* Problem requirements *
Each entry should be quoted word for word, including every mark of punctuation.

* Data records *
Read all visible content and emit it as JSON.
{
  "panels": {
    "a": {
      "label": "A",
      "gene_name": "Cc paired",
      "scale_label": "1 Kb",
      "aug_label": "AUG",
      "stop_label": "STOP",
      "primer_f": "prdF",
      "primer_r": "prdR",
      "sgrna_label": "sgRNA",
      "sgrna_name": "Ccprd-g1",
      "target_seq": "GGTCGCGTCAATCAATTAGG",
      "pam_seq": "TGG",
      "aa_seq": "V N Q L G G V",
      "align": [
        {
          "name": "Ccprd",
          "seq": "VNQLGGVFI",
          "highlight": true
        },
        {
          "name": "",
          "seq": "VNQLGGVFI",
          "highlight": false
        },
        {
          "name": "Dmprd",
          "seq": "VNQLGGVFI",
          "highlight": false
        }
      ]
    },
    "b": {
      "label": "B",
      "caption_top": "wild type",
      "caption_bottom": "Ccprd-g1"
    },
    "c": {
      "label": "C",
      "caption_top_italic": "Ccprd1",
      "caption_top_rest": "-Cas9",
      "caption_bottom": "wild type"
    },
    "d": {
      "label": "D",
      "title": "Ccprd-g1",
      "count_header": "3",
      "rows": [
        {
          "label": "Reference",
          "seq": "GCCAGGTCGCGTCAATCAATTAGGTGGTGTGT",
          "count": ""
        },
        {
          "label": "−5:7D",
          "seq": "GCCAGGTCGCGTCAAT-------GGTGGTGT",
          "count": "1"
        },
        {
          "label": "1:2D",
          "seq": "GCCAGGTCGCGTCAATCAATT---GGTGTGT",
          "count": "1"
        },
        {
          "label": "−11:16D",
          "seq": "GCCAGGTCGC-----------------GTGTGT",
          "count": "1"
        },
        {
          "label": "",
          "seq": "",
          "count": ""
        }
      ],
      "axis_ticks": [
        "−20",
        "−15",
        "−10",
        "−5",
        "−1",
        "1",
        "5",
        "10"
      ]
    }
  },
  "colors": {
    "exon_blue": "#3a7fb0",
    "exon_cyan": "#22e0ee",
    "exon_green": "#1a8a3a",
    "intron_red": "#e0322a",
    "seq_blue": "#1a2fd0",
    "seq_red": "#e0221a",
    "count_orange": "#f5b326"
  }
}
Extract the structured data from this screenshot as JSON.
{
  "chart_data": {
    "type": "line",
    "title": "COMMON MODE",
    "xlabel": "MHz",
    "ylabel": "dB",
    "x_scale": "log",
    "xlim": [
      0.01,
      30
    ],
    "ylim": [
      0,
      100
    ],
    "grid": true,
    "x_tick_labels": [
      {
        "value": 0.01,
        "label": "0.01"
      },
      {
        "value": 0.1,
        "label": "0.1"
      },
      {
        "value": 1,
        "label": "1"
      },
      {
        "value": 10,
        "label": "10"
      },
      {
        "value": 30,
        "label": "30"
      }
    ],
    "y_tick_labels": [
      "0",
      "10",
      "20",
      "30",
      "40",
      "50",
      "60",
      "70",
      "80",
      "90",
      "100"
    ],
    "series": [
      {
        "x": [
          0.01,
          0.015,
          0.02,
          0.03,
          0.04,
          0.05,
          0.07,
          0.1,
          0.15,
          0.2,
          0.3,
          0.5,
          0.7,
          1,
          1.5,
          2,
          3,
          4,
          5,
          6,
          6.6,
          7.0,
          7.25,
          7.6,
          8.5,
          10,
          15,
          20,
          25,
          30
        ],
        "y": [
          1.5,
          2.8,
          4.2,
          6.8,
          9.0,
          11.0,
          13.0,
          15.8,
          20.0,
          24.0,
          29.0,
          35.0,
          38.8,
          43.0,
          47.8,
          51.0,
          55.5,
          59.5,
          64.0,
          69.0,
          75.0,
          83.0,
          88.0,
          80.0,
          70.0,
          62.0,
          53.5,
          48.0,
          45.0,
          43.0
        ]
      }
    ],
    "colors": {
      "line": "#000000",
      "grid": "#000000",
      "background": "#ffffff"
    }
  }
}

* Task answer *
Read all visible content and emit it as JSON.
{
  "panels": {
    "a": {
      "label": "A",
      "gene_name": "Cc paired",
      "scale_label": "1 Kb",
      "aug_label": "AUG",
      "stop_label": "STOP",
      "primer_f": "prdF",
      "primer_r": "prdR",
      "sgrna_label": "sgRNA",
      "sgrna_name": "Ccprd-g1",
      "target_seq": "GGTCGCGTCAATCAATTAGG",
      "pam_seq": "TGG",
      "aa_seq": "V N Q L G G V",
      "align": [
        {
          "name": "Ccprd",
          "seq": "VNQLGGVFI",
          "highlight": true
        },
        {
          "name": "",
          "seq": "VNQLGGVFI",
          "highlight": false
        },
        {
          "name": "Dmprd",
          "seq": "VNQLGGVFI",
          "highlight": false
        }
      ]
    },
    "b": {
      "label": "B",
      "caption_top": "wild type",
      "caption_bottom": "Ccprd-g1"
    },
    "c": {
      "label": "C",
      "caption_top_italic": "Ccprd1",
      "caption_top_rest": "-Cas9",
      "caption_bottom": "wild type"
    },
    "d": {
      "label": "D",
      "title": "Ccprd-g1",
      "count_header": "3",
      "rows": [
        {
          "label": "Reference",
          "seq": "GCCAGGTCGCGTCAATCAATTAGGTGGTGTGT",
          "count": ""
        },
        {
          "label": "−5:7D",
          "seq": "GCCAGGTCGCGTCAAT-------GGTGGTGT",
          "count": "1"
        },
        {
          "label": "1:2D",
          "seq": "GCCAGGTCGCGTCAATCAATT---GGTGTGT",
          "count": "1"
        },
        {
          "label": "−11:16D",
          "seq": "GCCAGGTCGC-----------------GTGTGT",
          "count": "1"
        },
        {
          "label": "",
          "seq": "",
          "count": ""
        }
      ],
      "axis_ticks": [
        "−20",
        "−15",
        "−10",
        "−5",
        "−1",
        "1",
        "5",
        "10"
      ]
    }
  },
  "colors": {
    "exon_blue": "#3a7fb0",
    "exon_cyan": "#22e0ee",
    "exon_green": "#1a8a3a",
    "intron_red": "#e0322a",
    "seq_blue": "#1a2fd0",
    "seq_red": "#e0221a",
    "count_orange": "#f5b326"
  }
}
Extract the structured data from this screenshot as JSON.
{
  "chart_data": {
    "type": "line",
    "title": "COMMON MODE",
    "xlabel": "MHz",
    "ylabel": "dB",
    "x_scale": "log",
    "xlim": [
      0.01,
      30
    ],
    "ylim": [
      0,
      100
    ],
    "grid": true,
    "x_tick_labels": [
      {
        "value": 0.01,
        "label": "0.01"
      },
      {
        "value": 0.1,
        "label": "0.1"
      },
      {
        "value": 1,
        "label": "1"
      },
      {
        "value": 10,
        "label": "10"
      },
      {
        "value": 30,
        "label": "30"
      }
    ],
    "y_tick_labels": [
      "0",
      "10",
      "20",
      "30",
      "40",
      "50",
      "60",
      "70",
      "80",
      "90",
      "100"
    ],
    "series": [
      {
        "x": [
          0.01,
          0.015,
          0.02,
          0.03,
          0.04,
          0.05,
          0.07,
          0.1,
          0.15,
          0.2,
          0.3,
          0.5,
          0.7,
          1,
          1.5,
          2,
          3,
          4,
          5,
          6,
          6.6,
          7.0,
          7.25,
          7.6,
          8.5,
          10,
          15,
          20,
          25,
          30
        ],
        "y": [
          1.5,
          2.8,
          4.2,
          6.8,
          9.0,
          11.0,
          13.0,
          15.8,
          20.0,
          24.0,
          29.0,
          35.0,
          38.8,
          43.0,
          47.8,
          51.0,
          55.5,
          59.5,
          64.0,
          69.0,
          75.0,
          83.0,
          88.0,
          80.0,
          70.0,
          62.0,
          53.5,
          48.0,
          45.0,
          43.0
        ]
      }
    ],
    "colors": {
      "line": "#000000",
      "grid": "#000000",
      "background": "#ffffff"
    }
  }
}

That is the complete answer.